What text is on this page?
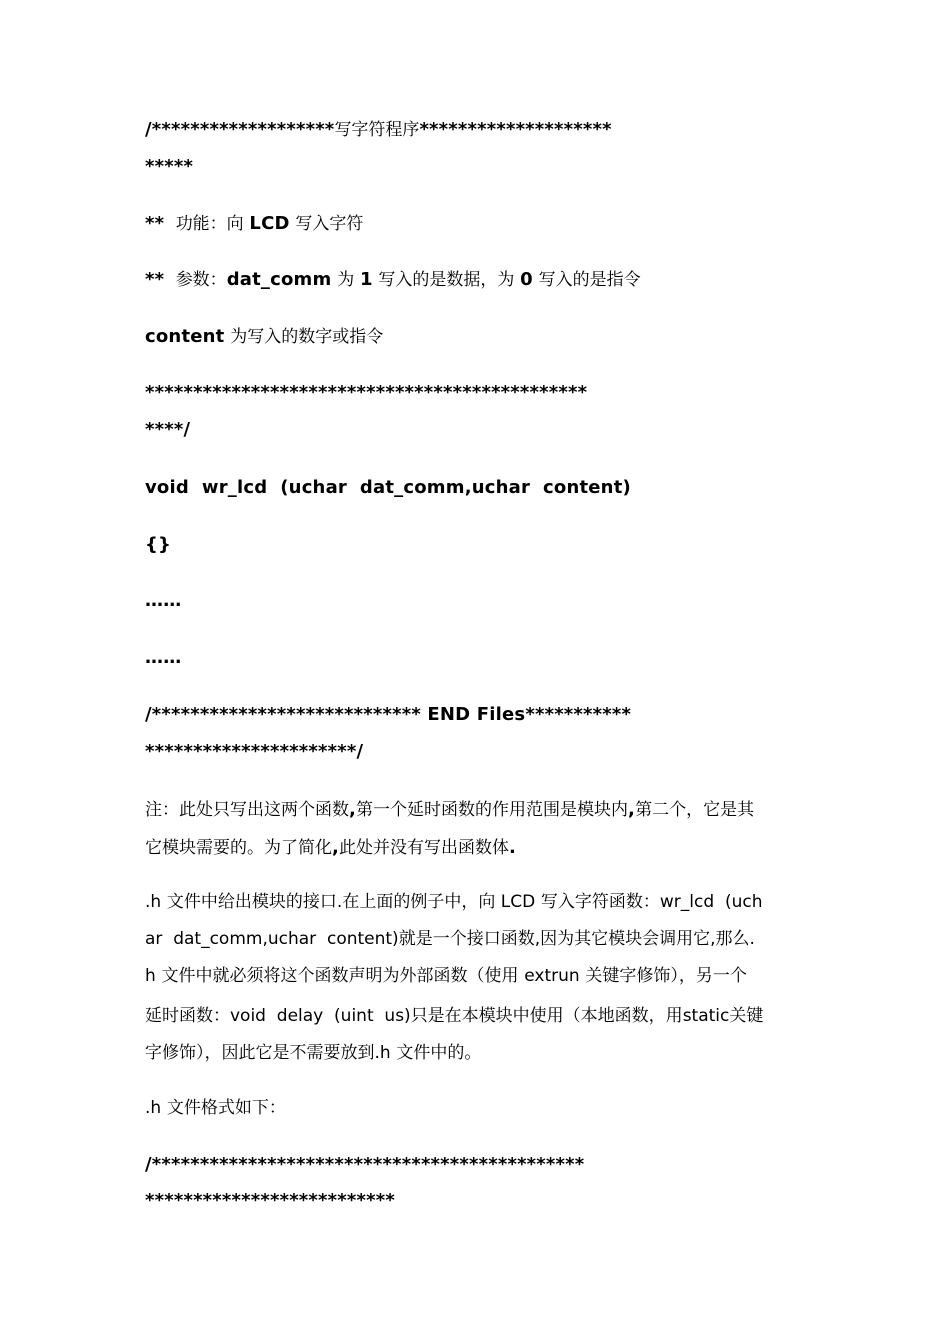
/*******************写字符程序********************
*****
** 功能：向 LCD 写入字符
** 参数：dat_comm 为 1 写入的是数据，为 0 写入的是指令
content 为写入的数字或指令
**********************************************
****/
void  wr_lcd  (uchar  dat_comm,uchar  content)
{}
……
……
/**************************** END Files***********
**********************/
注：此处只写出这两个函数,第一个延时函数的作用范围是模块内,第二个，它是其
它模块需要的。为了简化,此处并没有写出函数体.
.h 文件中给出模块的接口.在上面的例子中，向 LCD 写入字符函数：wr_lcd  (uch
ar  dat_comm,uchar  content)就是一个接口函数,因为其它模块会调用它,那么.
h 文件中就必须将这个函数声明为外部函数（使用 extrun 关键字修饰），另一个
延时函数：void  delay  (uint  us)只是在本模块中使用（本地函数，用static关键
字修饰），因此它是不需要放到.h 文件中的。
.h 文件格式如下：
/*********************************************
**************************
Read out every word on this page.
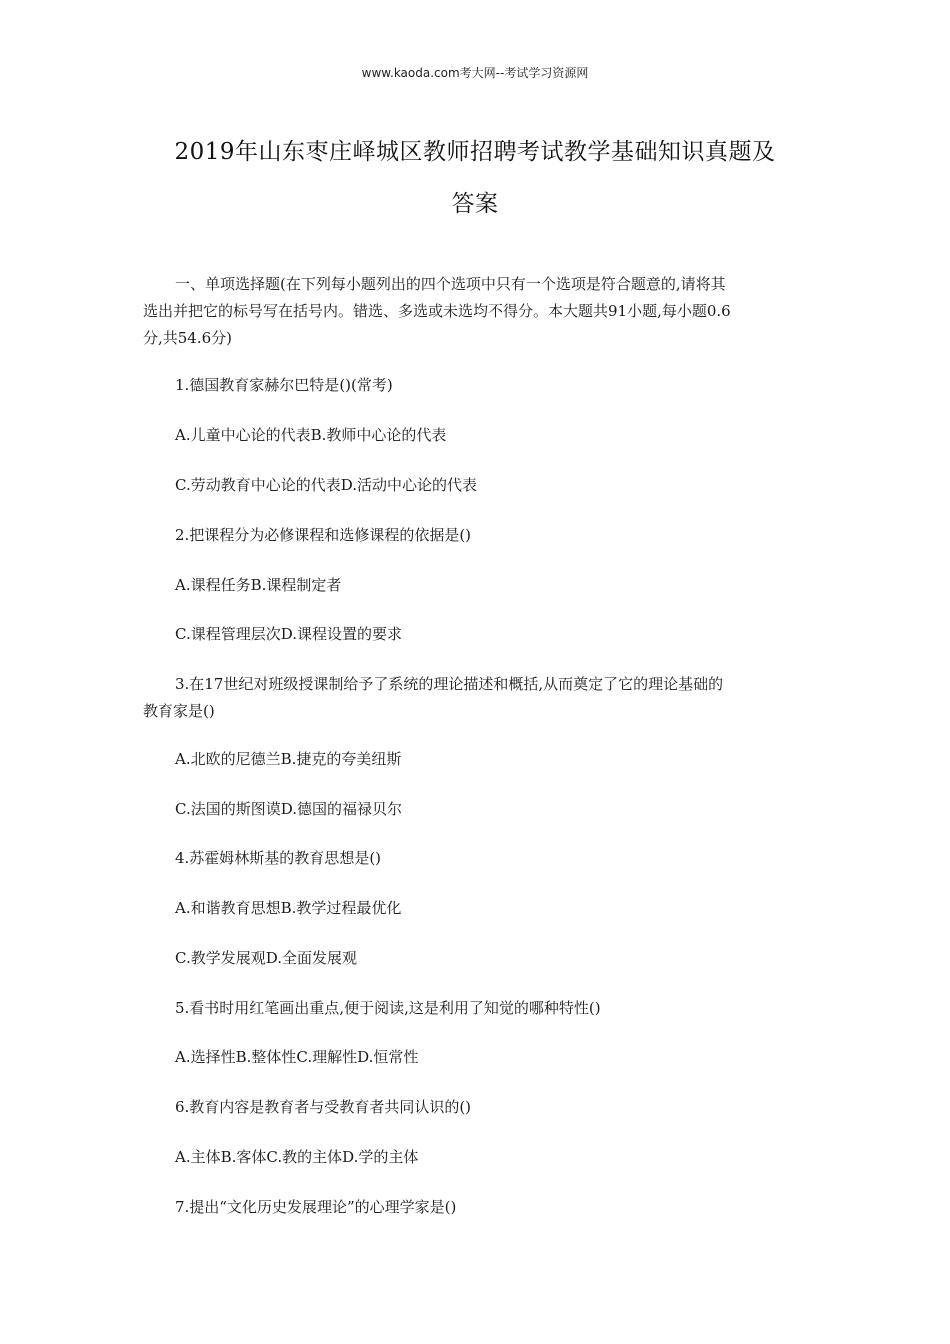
www.kaoda.com考大网--考试学习资源网
2019年山东枣庄峄城区教师招聘考试教学基础知识真题及
答案
一、单项选择题(在下列每小题列出的四个选项中只有一个选项是符合题意的,请将其
选出并把它的标号写在括号内。错选、多选或未选均不得分。本大题共91小题,每小题0.6
分,共54.6分)
1.德国教育家赫尔巴特是()(常考)
A.儿童中心论的代表B.教师中心论的代表
C.劳动教育中心论的代表D.活动中心论的代表
2.把课程分为必修课程和选修课程的依据是()
A.课程任务B.课程制定者
C.课程管理层次D.课程设置的要求
3.在17世纪对班级授课制给予了系统的理论描述和概括,从而奠定了它的理论基础的
教育家是()
A.北欧的尼德兰B.捷克的夸美纽斯
C.法国的斯图谟D.德国的福禄贝尔
4.苏霍姆林斯基的教育思想是()
A.和谐教育思想B.教学过程最优化
C.教学发展观D.全面发展观
5.看书时用红笔画出重点,便于阅读,这是利用了知觉的哪种特性()
A.选择性B.整体性C.理解性D.恒常性
6.教育内容是教育者与受教育者共同认识的()
A.主体B.客体C.教的主体D.学的主体
7.提出“文化历史发展理论”的心理学家是()
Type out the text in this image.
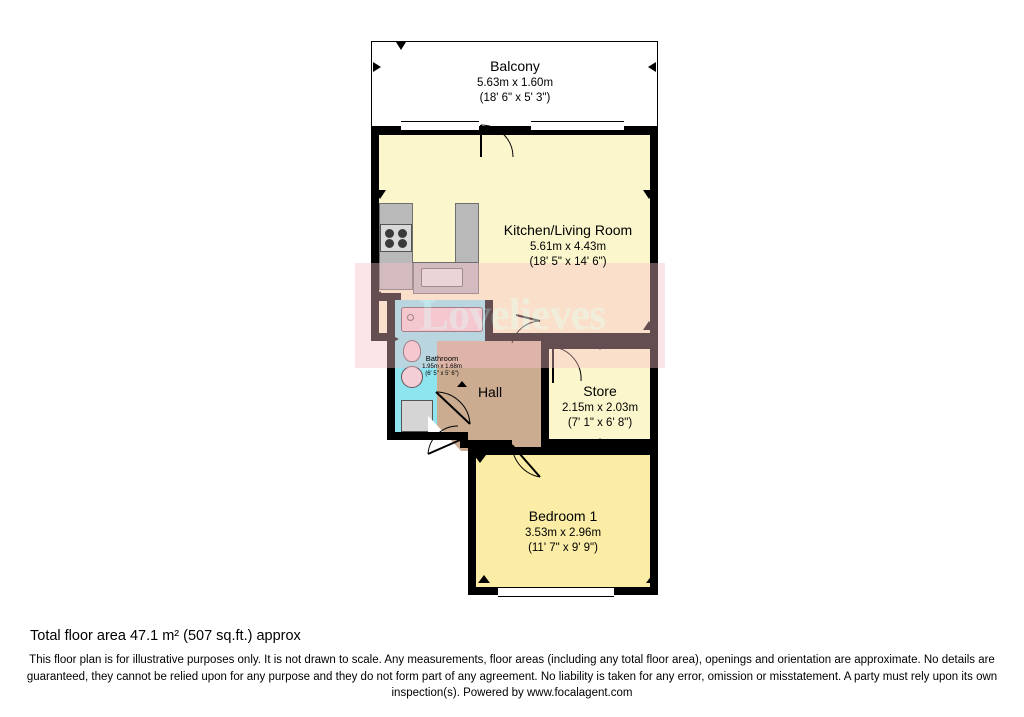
Lovelieves
Balcony
5.63m x 1.60m
(18' 6" x 5' 3")
Kitchen/Living Room
5.61m x 4.43m
(18' 5" x 14' 6")
Bathroom
1.95m x 1.68m
(6' 5" x 5' 6")
Hall	Store
2.15m x 2.03m
(7' 1" x 6' 8")
Bedroom 1
3.53m x 2.96m
(11' 7" x 9' 9")
Total floor area 47.1 m² (507 sq.ft.) approx
This floor plan is for illustrative purposes only. It is not drawn to scale. Any measurements, floor areas (including any total floor area), openings and orientation are approximate. No details are guaranteed, they cannot be relied upon for any purpose and they do not form part of any agreement. No liability is taken for any error, omission or misstatement. A party must rely upon its own inspection(s). Powered by www.focalagent.com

================================

**What you need to do**: Write out each entry exactly as given, but skip the pictures.

**Written answer**:
What text is on this page?
/*******************写字符程序********************
*****
** 功能：向 LCD 写入字符
** 参数：dat_comm 为 1 写入的是数据，为 0 写入的是指令
content 为写入的数字或指令
**********************************************
****/
void  wr_lcd  (uchar  dat_comm,uchar  content)
{}
……
……
/**************************** END Files***********
**********************/
注：此处只写出这两个函数,第一个延时函数的作用范围是模块内,第二个，它是其
它模块需要的。为了简化,此处并没有写出函数体.
.h 文件中给出模块的接口.在上面的例子中，向 LCD 写入字符函数：wr_lcd  (uch
ar  dat_comm,uchar  content)就是一个接口函数,因为其它模块会调用它,那么.
h 文件中就必须将这个函数声明为外部函数（使用 extrun 关键字修饰），另一个
延时函数：void  delay  (uint  us)只是在本模块中使用（本地函数，用static关键
字修饰），因此它是不需要放到.h 文件中的。
.h 文件格式如下：
/*********************************************
**************************
Read out every word on this page.
www.kaoda.com考大网--考试学习资源网
2019年山东枣庄峄城区教师招聘考试教学基础知识真题及
答案
一、单项选择题(在下列每小题列出的四个选项中只有一个选项是符合题意的,请将其
选出并把它的标号写在括号内。错选、多选或未选均不得分。本大题共91小题,每小题0.6
分,共54.6分)
1.德国教育家赫尔巴特是()(常考)
A.儿童中心论的代表B.教师中心论的代表
C.劳动教育中心论的代表D.活动中心论的代表
2.把课程分为必修课程和选修课程的依据是()
A.课程任务B.课程制定者
C.课程管理层次D.课程设置的要求
3.在17世纪对班级授课制给予了系统的理论描述和概括,从而奠定了它的理论基础的
教育家是()
A.北欧的尼德兰B.捷克的夸美纽斯
C.法国的斯图谟D.德国的福禄贝尔
4.苏霍姆林斯基的教育思想是()
A.和谐教育思想B.教学过程最优化
C.教学发展观D.全面发展观
5.看书时用红笔画出重点,便于阅读,这是利用了知觉的哪种特性()
A.选择性B.整体性C.理解性D.恒常性
6.教育内容是教育者与受教育者共同认识的()
A.主体B.客体C.教的主体D.学的主体
7.提出“文化历史发展理论”的心理学家是()
Type out the text in this image.
Lovelieves
Balcony
5.63m x 1.60m
(18' 6" x 5' 3")
Kitchen/Living Room
5.61m x 4.43m
(18' 5" x 14' 6")
Bathroom
1.95m x 1.68m
(6' 5" x 5' 6")
Hall	Store
2.15m x 2.03m
(7' 1" x 6' 8")
Bedroom 1
3.53m x 2.96m
(11' 7" x 9' 9")
Total floor area 47.1 m² (507 sq.ft.) approx
This floor plan is for illustrative purposes only. It is not drawn to scale. Any measurements, floor areas (including any total floor area), openings and orientation are approximate. No details are guaranteed, they cannot be relied upon for any purpose and they do not form part of any agreement. No liability is taken for any error, omission or misstatement. A party must rely upon its own inspection(s). Powered by www.focalagent.com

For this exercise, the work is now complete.